:: TASK STATEMENT ::
Word for word, restate every line of the listing that follows.
--- Begin EXERCISE DATA ---
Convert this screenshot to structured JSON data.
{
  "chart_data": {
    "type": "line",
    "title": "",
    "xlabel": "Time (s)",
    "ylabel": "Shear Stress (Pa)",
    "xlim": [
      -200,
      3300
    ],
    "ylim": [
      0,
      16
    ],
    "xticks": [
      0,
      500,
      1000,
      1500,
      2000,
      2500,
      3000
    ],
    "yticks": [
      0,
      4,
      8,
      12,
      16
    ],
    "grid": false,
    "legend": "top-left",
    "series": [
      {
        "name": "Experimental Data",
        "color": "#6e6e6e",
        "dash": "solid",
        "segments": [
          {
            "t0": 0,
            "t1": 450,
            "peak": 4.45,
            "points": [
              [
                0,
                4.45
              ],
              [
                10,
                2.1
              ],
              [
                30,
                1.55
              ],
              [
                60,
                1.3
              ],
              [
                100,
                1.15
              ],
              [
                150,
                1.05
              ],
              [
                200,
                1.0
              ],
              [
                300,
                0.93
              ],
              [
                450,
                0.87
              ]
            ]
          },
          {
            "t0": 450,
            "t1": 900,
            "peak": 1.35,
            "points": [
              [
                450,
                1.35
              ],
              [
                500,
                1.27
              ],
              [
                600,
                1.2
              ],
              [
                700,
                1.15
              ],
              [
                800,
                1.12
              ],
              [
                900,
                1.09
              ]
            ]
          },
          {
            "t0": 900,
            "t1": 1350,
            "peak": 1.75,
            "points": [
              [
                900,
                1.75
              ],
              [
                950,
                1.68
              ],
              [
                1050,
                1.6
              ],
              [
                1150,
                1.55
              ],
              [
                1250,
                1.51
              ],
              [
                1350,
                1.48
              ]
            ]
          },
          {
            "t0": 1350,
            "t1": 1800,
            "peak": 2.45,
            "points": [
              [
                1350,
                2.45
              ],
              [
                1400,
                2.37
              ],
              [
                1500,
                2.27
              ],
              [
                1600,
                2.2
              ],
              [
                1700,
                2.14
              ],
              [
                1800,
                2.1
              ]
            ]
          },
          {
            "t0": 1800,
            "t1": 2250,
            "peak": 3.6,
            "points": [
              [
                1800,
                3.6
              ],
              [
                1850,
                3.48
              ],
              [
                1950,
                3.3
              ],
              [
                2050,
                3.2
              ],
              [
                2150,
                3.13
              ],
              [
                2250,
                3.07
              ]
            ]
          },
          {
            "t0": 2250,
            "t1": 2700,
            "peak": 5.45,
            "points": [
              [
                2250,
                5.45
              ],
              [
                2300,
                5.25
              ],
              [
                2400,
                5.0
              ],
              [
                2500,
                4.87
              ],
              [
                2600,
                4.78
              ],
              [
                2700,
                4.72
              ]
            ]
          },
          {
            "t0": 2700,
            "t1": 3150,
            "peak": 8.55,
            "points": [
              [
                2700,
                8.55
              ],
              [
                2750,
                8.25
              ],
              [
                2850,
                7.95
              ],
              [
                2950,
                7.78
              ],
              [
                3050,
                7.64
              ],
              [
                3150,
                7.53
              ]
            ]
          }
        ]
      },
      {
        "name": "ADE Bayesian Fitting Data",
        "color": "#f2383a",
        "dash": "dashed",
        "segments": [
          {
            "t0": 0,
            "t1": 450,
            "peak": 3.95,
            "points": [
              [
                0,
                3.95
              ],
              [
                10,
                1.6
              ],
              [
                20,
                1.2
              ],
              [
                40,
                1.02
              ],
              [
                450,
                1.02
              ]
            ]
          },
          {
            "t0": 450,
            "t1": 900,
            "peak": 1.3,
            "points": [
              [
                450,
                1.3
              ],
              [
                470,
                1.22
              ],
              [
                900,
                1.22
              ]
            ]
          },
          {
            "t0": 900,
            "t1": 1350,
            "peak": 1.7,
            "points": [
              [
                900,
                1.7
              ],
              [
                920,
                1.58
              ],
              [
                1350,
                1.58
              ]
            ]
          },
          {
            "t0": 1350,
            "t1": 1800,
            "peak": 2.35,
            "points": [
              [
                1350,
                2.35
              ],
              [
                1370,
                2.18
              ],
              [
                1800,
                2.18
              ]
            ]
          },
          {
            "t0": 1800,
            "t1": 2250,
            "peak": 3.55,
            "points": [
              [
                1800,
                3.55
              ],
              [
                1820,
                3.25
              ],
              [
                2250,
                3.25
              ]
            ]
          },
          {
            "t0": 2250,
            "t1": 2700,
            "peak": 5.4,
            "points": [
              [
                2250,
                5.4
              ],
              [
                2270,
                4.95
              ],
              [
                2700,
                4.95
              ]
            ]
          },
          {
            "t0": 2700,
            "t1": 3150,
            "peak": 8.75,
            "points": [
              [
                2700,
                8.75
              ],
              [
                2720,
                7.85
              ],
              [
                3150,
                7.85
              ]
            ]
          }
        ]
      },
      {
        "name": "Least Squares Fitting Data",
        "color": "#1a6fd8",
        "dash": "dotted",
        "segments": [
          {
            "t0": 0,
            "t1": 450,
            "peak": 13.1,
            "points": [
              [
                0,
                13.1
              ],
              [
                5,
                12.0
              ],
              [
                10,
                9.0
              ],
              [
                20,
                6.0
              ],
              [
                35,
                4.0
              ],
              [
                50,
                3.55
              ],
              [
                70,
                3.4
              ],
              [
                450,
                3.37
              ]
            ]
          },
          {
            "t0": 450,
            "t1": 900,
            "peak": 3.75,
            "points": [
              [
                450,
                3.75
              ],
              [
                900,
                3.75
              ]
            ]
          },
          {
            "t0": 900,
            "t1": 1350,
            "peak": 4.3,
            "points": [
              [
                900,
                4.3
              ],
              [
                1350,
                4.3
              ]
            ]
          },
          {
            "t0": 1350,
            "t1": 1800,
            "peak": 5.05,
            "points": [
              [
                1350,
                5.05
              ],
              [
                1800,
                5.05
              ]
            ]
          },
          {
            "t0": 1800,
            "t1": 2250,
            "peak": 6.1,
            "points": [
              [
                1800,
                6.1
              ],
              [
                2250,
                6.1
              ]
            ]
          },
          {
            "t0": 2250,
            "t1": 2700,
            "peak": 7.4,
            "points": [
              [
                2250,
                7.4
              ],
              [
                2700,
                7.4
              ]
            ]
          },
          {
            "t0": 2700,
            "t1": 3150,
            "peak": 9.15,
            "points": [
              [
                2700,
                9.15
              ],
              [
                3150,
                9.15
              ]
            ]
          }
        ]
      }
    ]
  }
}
--- End EXERCISE DATA ---
:: EXERCISE ANSWER ::
Convert this screenshot to structured JSON data.
{
  "chart_data": {
    "type": "line",
    "title": "",
    "xlabel": "Time (s)",
    "ylabel": "Shear Stress (Pa)",
    "xlim": [
      -200,
      3300
    ],
    "ylim": [
      0,
      16
    ],
    "xticks": [
      0,
      500,
      1000,
      1500,
      2000,
      2500,
      3000
    ],
    "yticks": [
      0,
      4,
      8,
      12,
      16
    ],
    "grid": false,
    "legend": "top-left",
    "series": [
      {
        "name": "Experimental Data",
        "color": "#6e6e6e",
        "dash": "solid",
        "segments": [
          {
            "t0": 0,
            "t1": 450,
            "peak": 4.45,
            "points": [
              [
                0,
                4.45
              ],
              [
                10,
                2.1
              ],
              [
                30,
                1.55
              ],
              [
                60,
                1.3
              ],
              [
                100,
                1.15
              ],
              [
                150,
                1.05
              ],
              [
                200,
                1.0
              ],
              [
                300,
                0.93
              ],
              [
                450,
                0.87
              ]
            ]
          },
          {
            "t0": 450,
            "t1": 900,
            "peak": 1.35,
            "points": [
              [
                450,
                1.35
              ],
              [
                500,
                1.27
              ],
              [
                600,
                1.2
              ],
              [
                700,
                1.15
              ],
              [
                800,
                1.12
              ],
              [
                900,
                1.09
              ]
            ]
          },
          {
            "t0": 900,
            "t1": 1350,
            "peak": 1.75,
            "points": [
              [
                900,
                1.75
              ],
              [
                950,
                1.68
              ],
              [
                1050,
                1.6
              ],
              [
                1150,
                1.55
              ],
              [
                1250,
                1.51
              ],
              [
                1350,
                1.48
              ]
            ]
          },
          {
            "t0": 1350,
            "t1": 1800,
            "peak": 2.45,
            "points": [
              [
                1350,
                2.45
              ],
              [
                1400,
                2.37
              ],
              [
                1500,
                2.27
              ],
              [
                1600,
                2.2
              ],
              [
                1700,
                2.14
              ],
              [
                1800,
                2.1
              ]
            ]
          },
          {
            "t0": 1800,
            "t1": 2250,
            "peak": 3.6,
            "points": [
              [
                1800,
                3.6
              ],
              [
                1850,
                3.48
              ],
              [
                1950,
                3.3
              ],
              [
                2050,
                3.2
              ],
              [
                2150,
                3.13
              ],
              [
                2250,
                3.07
              ]
            ]
          },
          {
            "t0": 2250,
            "t1": 2700,
            "peak": 5.45,
            "points": [
              [
                2250,
                5.45
              ],
              [
                2300,
                5.25
              ],
              [
                2400,
                5.0
              ],
              [
                2500,
                4.87
              ],
              [
                2600,
                4.78
              ],
              [
                2700,
                4.72
              ]
            ]
          },
          {
            "t0": 2700,
            "t1": 3150,
            "peak": 8.55,
            "points": [
              [
                2700,
                8.55
              ],
              [
                2750,
                8.25
              ],
              [
                2850,
                7.95
              ],
              [
                2950,
                7.78
              ],
              [
                3050,
                7.64
              ],
              [
                3150,
                7.53
              ]
            ]
          }
        ]
      },
      {
        "name": "ADE Bayesian Fitting Data",
        "color": "#f2383a",
        "dash": "dashed",
        "segments": [
          {
            "t0": 0,
            "t1": 450,
            "peak": 3.95,
            "points": [
              [
                0,
                3.95
              ],
              [
                10,
                1.6
              ],
              [
                20,
                1.2
              ],
              [
                40,
                1.02
              ],
              [
                450,
                1.02
              ]
            ]
          },
          {
            "t0": 450,
            "t1": 900,
            "peak": 1.3,
            "points": [
              [
                450,
                1.3
              ],
              [
                470,
                1.22
              ],
              [
                900,
                1.22
              ]
            ]
          },
          {
            "t0": 900,
            "t1": 1350,
            "peak": 1.7,
            "points": [
              [
                900,
                1.7
              ],
              [
                920,
                1.58
              ],
              [
                1350,
                1.58
              ]
            ]
          },
          {
            "t0": 1350,
            "t1": 1800,
            "peak": 2.35,
            "points": [
              [
                1350,
                2.35
              ],
              [
                1370,
                2.18
              ],
              [
                1800,
                2.18
              ]
            ]
          },
          {
            "t0": 1800,
            "t1": 2250,
            "peak": 3.55,
            "points": [
              [
                1800,
                3.55
              ],
              [
                1820,
                3.25
              ],
              [
                2250,
                3.25
              ]
            ]
          },
          {
            "t0": 2250,
            "t1": 2700,
            "peak": 5.4,
            "points": [
              [
                2250,
                5.4
              ],
              [
                2270,
                4.95
              ],
              [
                2700,
                4.95
              ]
            ]
          },
          {
            "t0": 2700,
            "t1": 3150,
            "peak": 8.75,
            "points": [
              [
                2700,
                8.75
              ],
              [
                2720,
                7.85
              ],
              [
                3150,
                7.85
              ]
            ]
          }
        ]
      },
      {
        "name": "Least Squares Fitting Data",
        "color": "#1a6fd8",
        "dash": "dotted",
        "segments": [
          {
            "t0": 0,
            "t1": 450,
            "peak": 13.1,
            "points": [
              [
                0,
                13.1
              ],
              [
                5,
                12.0
              ],
              [
                10,
                9.0
              ],
              [
                20,
                6.0
              ],
              [
                35,
                4.0
              ],
              [
                50,
                3.55
              ],
              [
                70,
                3.4
              ],
              [
                450,
                3.37
              ]
            ]
          },
          {
            "t0": 450,
            "t1": 900,
            "peak": 3.75,
            "points": [
              [
                450,
                3.75
              ],
              [
                900,
                3.75
              ]
            ]
          },
          {
            "t0": 900,
            "t1": 1350,
            "peak": 4.3,
            "points": [
              [
                900,
                4.3
              ],
              [
                1350,
                4.3
              ]
            ]
          },
          {
            "t0": 1350,
            "t1": 1800,
            "peak": 5.05,
            "points": [
              [
                1350,
                5.05
              ],
              [
                1800,
                5.05
              ]
            ]
          },
          {
            "t0": 1800,
            "t1": 2250,
            "peak": 6.1,
            "points": [
              [
                1800,
                6.1
              ],
              [
                2250,
                6.1
              ]
            ]
          },
          {
            "t0": 2250,
            "t1": 2700,
            "peak": 7.4,
            "points": [
              [
                2250,
                7.4
              ],
              [
                2700,
                7.4
              ]
            ]
          },
          {
            "t0": 2700,
            "t1": 3150,
            "peak": 9.15,
            "points": [
              [
                2700,
                9.15
              ],
              [
                3150,
                9.15
              ]
            ]
          }
        ]
      }
    ]
  }
}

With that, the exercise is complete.